Records for processing:
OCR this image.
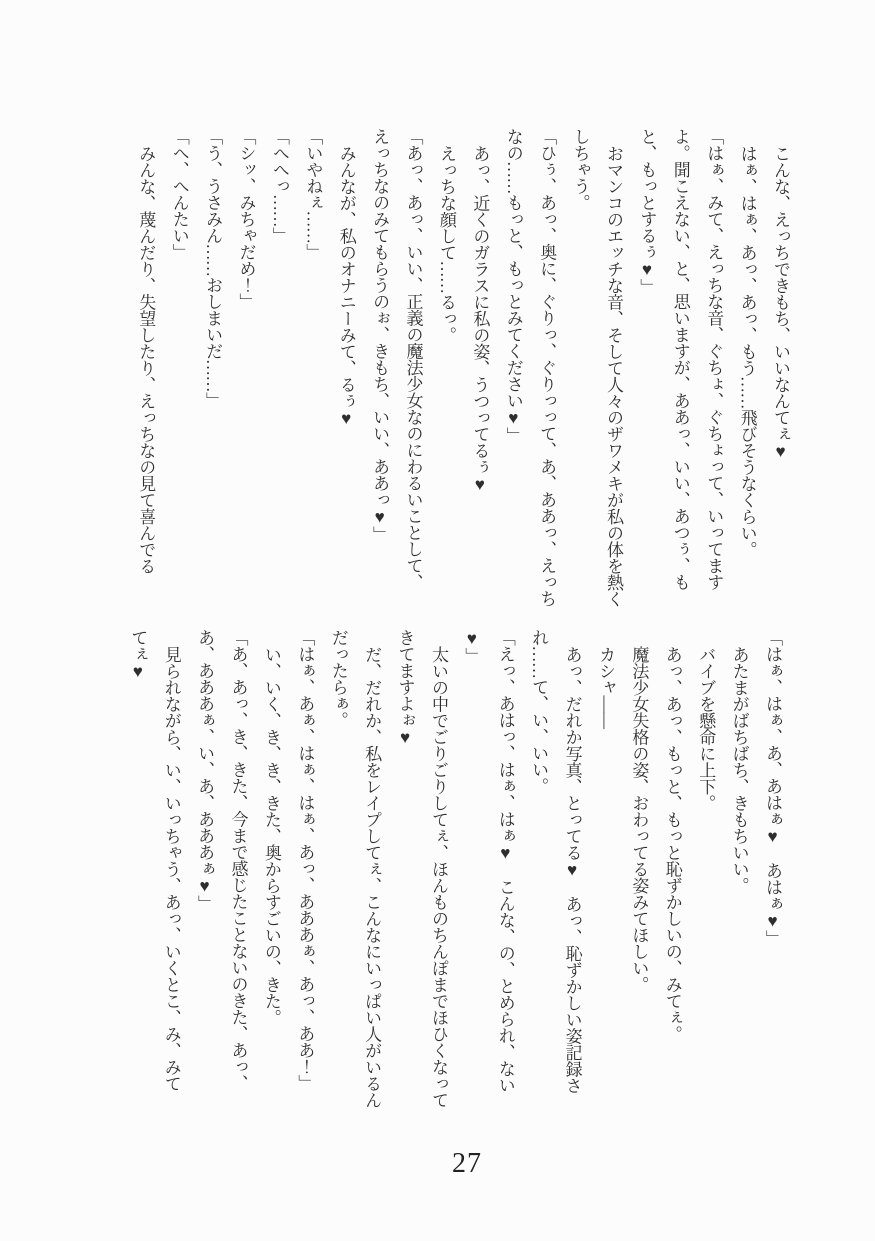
こんな、えっちできもち、いいなんてぇ♥

はぁ、はぁ、あっ、あっ、もう……飛びそうなくらい。

「はぁ、みて、えっちな音、ぐちょ、ぐちょって、いってます

よ。聞こえない、と、思いますが、ああっ、いい、あつぅ、も

と、もっとするぅ♥」

おマンコのエッチな音、そして人々のザワメキが私の体を熱く

しちゃう。

「ひぅ、あっ、奥に、ぐりっ、ぐりっって、あ、ああっ、えっち

なの……もっと、もっとみてください♥」

あっ、近くのガラスに私の姿、うつってるぅ♥

えっちな顔して……るっ。

「あっ、あっ、いい、正義の魔法少女なのにわるいことして、

えっちなのみてもらうのぉ、きもち、いい、ああっ♥」

みんなが、私のオナニーみて、るぅ♥

「いやねぇ……」

「へへっ……」

「シッ、みちゃだめ！」

「う、うさみん……おしまいだ……」

「へ、へんたい」

みんな、蔑んだり、失望したり、えっちなの見て喜んでる

「はぁ、はぁ、あ、あはぁ♥　あはぁ♥」

あたまがばちばち、きもちいい。

バイブを懸命に上下。

あっ、あっ、もっと、もっと恥ずかしいの、みてぇ。

魔法少女失格の姿、おわってる姿みてほしい。

カシャ――

あっ、だれか写真、とってる♥　あっ、恥ずかしい姿記録さ

れ……て、い、いい。

「えっ、あはっ、はぁ、はぁ♥　こんな、の、とめられ、ない

♥」

太いの中でごりごりしてぇ、ほんものちんぽまでほひくなって

きてますよぉ♥

だ、だれか、私をレイプしてぇ、こんなにいっぱい人がいるん

だったらぁ。

「はぁ、あぁ、はぁ、はぁ、あっ、あああぁ、あっ、ああ！」

い、いく、き、き、きた、奥からすごいの、きた。

「あ、あっ、き、きた、今まで感じたことないのきた、あっ、

あ、あああぁ、い、あ、あああぁ♥」

見られながら、い、いっちゃう、あっ、いくとこ、み、みて

てぇ♥

27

Exercise goal: Print every entry above again without changing a word, and omit the pictures.

Reply to the task:
OCR this image.
こんな、えっちできもち、いいなんてぇ♥

はぁ、はぁ、あっ、あっ、もう……飛びそうなくらい。

「はぁ、みて、えっちな音、ぐちょ、ぐちょって、いってます

よ。聞こえない、と、思いますが、ああっ、いい、あつぅ、も

と、もっとするぅ♥」

おマンコのエッチな音、そして人々のザワメキが私の体を熱く

しちゃう。

「ひぅ、あっ、奥に、ぐりっ、ぐりっって、あ、ああっ、えっち

なの……もっと、もっとみてください♥」

あっ、近くのガラスに私の姿、うつってるぅ♥

えっちな顔して……るっ。

「あっ、あっ、いい、正義の魔法少女なのにわるいことして、

えっちなのみてもらうのぉ、きもち、いい、ああっ♥」

みんなが、私のオナニーみて、るぅ♥

「いやねぇ……」

「へへっ……」

「シッ、みちゃだめ！」

「う、うさみん……おしまいだ……」

「へ、へんたい」

みんな、蔑んだり、失望したり、えっちなの見て喜んでる

「はぁ、はぁ、あ、あはぁ♥　あはぁ♥」

あたまがばちばち、きもちいい。

バイブを懸命に上下。

あっ、あっ、もっと、もっと恥ずかしいの、みてぇ。

魔法少女失格の姿、おわってる姿みてほしい。

カシャ――

あっ、だれか写真、とってる♥　あっ、恥ずかしい姿記録さ

れ……て、い、いい。

「えっ、あはっ、はぁ、はぁ♥　こんな、の、とめられ、ない

♥」

太いの中でごりごりしてぇ、ほんものちんぽまでほひくなって

きてますよぉ♥

だ、だれか、私をレイプしてぇ、こんなにいっぱい人がいるん

だったらぁ。

「はぁ、あぁ、はぁ、はぁ、あっ、あああぁ、あっ、ああ！」

い、いく、き、き、きた、奥からすごいの、きた。

「あ、あっ、き、きた、今まで感じたことないのきた、あっ、

あ、あああぁ、い、あ、あああぁ♥」

見られながら、い、いっちゃう、あっ、いくとこ、み、みて

てぇ♥

27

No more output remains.